### Request
Your task is to copy every line of the entries that contains "numéro".

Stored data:
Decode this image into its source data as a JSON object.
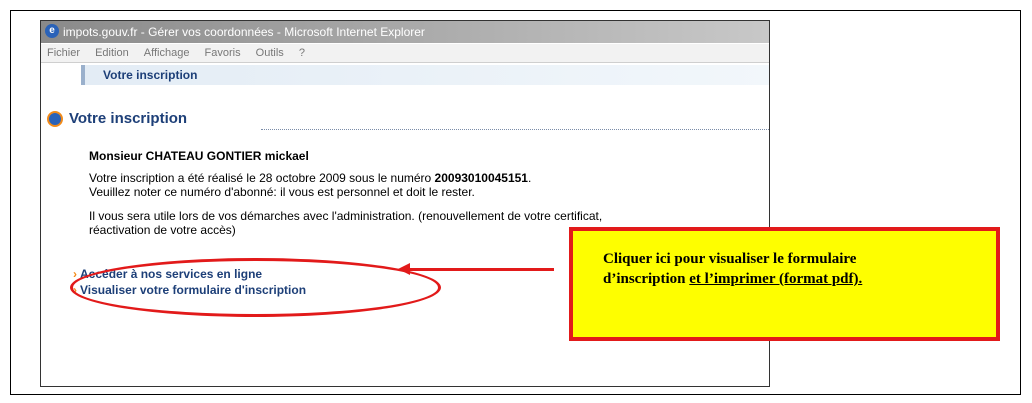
{
  "window": {
    "title": "impots.gouv.fr - Gérer vos coordonnées - Microsoft Internet Explorer"
  },
  "menu": [
    "Fichier",
    "Edition",
    "Affichage",
    "Favoris",
    "Outils",
    "?"
  ],
  "header": {
    "label": "Votre inscription"
  },
  "section": {
    "title": "Votre inscription"
  },
  "person": {
    "name": "Monsieur CHATEAU GONTIER mickael"
  },
  "info": {
    "text1_prefix": "Votre inscription a été réalisé le 28 octobre 2009 sous le numéro ",
    "number": "20093010045151",
    "text1_suffix": ".",
    "text2": "Veuillez noter ce numéro d'abonné: il vous est personnel et doit le rester.",
    "text3": "Il vous sera utile lors de vos démarches avec l'administration. (renouvellement de votre certificat,\nréactivation de votre accès)"
  },
  "links": {
    "services": "Accéder à nos services en ligne",
    "form": "Visualiser votre formulaire d'inscription"
  },
  "callout": {
    "line1": "Cliquer ici pour visualiser le formulaire",
    "line2_plain": "d’inscription ",
    "line2_underlined": "et l’imprimer (format pdf)."
  },
  "colors": {
    "annotation_red": "#e21a1a",
    "callout_yellow": "#fefe00",
    "link_blue": "#1d3f78",
    "arrow_orange": "#f28b1a"
  }
}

### Complete answer
    "text1_prefix": "Votre inscription a été réalisé le 28 octobre 2009 sous le numéro ",
    "text2": "Veuillez noter ce numéro d'abonné: il vous est personnel et doit le rester.",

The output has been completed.